| Prompt |
Restate the listing below word for word, omitting any images.

| Dataset |
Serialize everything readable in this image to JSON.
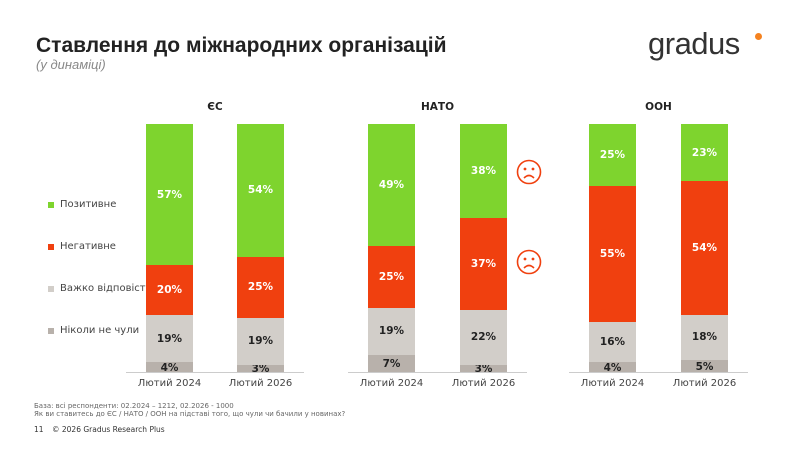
{
  "header": {
    "title": "Ставлення до міжнародних організацій",
    "subtitle": "(у динаміці)",
    "logo": "gradus"
  },
  "colors": {
    "Позитивне": "#7ED42E",
    "Негативне": "#F0400F",
    "Важко відповісти": "#D2CEC9",
    "Ніколи не чули": "#B8B1AB",
    "accent": "#F5821F"
  },
  "chart_data": {
    "type": "bar",
    "stacked": true,
    "legend_placement": "left",
    "series_names": [
      "Позитивне",
      "Негативне",
      "Важко відповісти",
      "Ніколи не чули"
    ],
    "groups": [
      {
        "title": "ЄС",
        "bars": [
          {
            "label": "Лютий 2024",
            "values": [
              57,
              20,
              19,
              4
            ]
          },
          {
            "label": "Лютий 2026",
            "values": [
              54,
              25,
              19,
              3
            ]
          }
        ]
      },
      {
        "title": "НАТО",
        "bars": [
          {
            "label": "Лютий 2024",
            "values": [
              49,
              25,
              19,
              7
            ]
          },
          {
            "label": "Лютий 2026",
            "values": [
              38,
              37,
              22,
              3
            ]
          }
        ]
      },
      {
        "title": "ООН",
        "bars": [
          {
            "label": "Лютий 2024",
            "values": [
              25,
              55,
              16,
              4
            ]
          },
          {
            "label": "Лютий 2026",
            "values": [
              23,
              54,
              18,
              5
            ]
          }
        ]
      }
    ],
    "annotations": [
      "sad-face next to НАТО Лютий 2026 Позитивне",
      "sad-face next to НАТО Лютий 2026 Негативне"
    ]
  },
  "footer": {
    "base": "База: всі респонденти: 02.2024 – 1212, 02.2026 - 1000",
    "question": "Як ви ставитесь до ЄС / НАТО / ООН на підставі того, що чули чи бачили у новинах?",
    "page": "11",
    "copyright": "© 2026 Gradus Research Plus"
  }
}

| Final result |
Serialize everything readable in this image to JSON.
{
  "header": {
    "title": "Ставлення до міжнародних організацій",
    "subtitle": "(у динаміці)",
    "logo": "gradus"
  },
  "colors": {
    "Позитивне": "#7ED42E",
    "Негативне": "#F0400F",
    "Важко відповісти": "#D2CEC9",
    "Ніколи не чули": "#B8B1AB",
    "accent": "#F5821F"
  },
  "chart_data": {
    "type": "bar",
    "stacked": true,
    "legend_placement": "left",
    "series_names": [
      "Позитивне",
      "Негативне",
      "Важко відповісти",
      "Ніколи не чули"
    ],
    "groups": [
      {
        "title": "ЄС",
        "bars": [
          {
            "label": "Лютий 2024",
            "values": [
              57,
              20,
              19,
              4
            ]
          },
          {
            "label": "Лютий 2026",
            "values": [
              54,
              25,
              19,
              3
            ]
          }
        ]
      },
      {
        "title": "НАТО",
        "bars": [
          {
            "label": "Лютий 2024",
            "values": [
              49,
              25,
              19,
              7
            ]
          },
          {
            "label": "Лютий 2026",
            "values": [
              38,
              37,
              22,
              3
            ]
          }
        ]
      },
      {
        "title": "ООН",
        "bars": [
          {
            "label": "Лютий 2024",
            "values": [
              25,
              55,
              16,
              4
            ]
          },
          {
            "label": "Лютий 2026",
            "values": [
              23,
              54,
              18,
              5
            ]
          }
        ]
      }
    ],
    "annotations": [
      "sad-face next to НАТО Лютий 2026 Позитивне",
      "sad-face next to НАТО Лютий 2026 Негативне"
    ]
  },
  "footer": {
    "base": "База: всі респонденти: 02.2024 – 1212, 02.2026 - 1000",
    "question": "Як ви ставитесь до ЄС / НАТО / ООН на підставі того, що чули чи бачили у новинах?",
    "page": "11",
    "copyright": "© 2026 Gradus Research Plus"
  }
}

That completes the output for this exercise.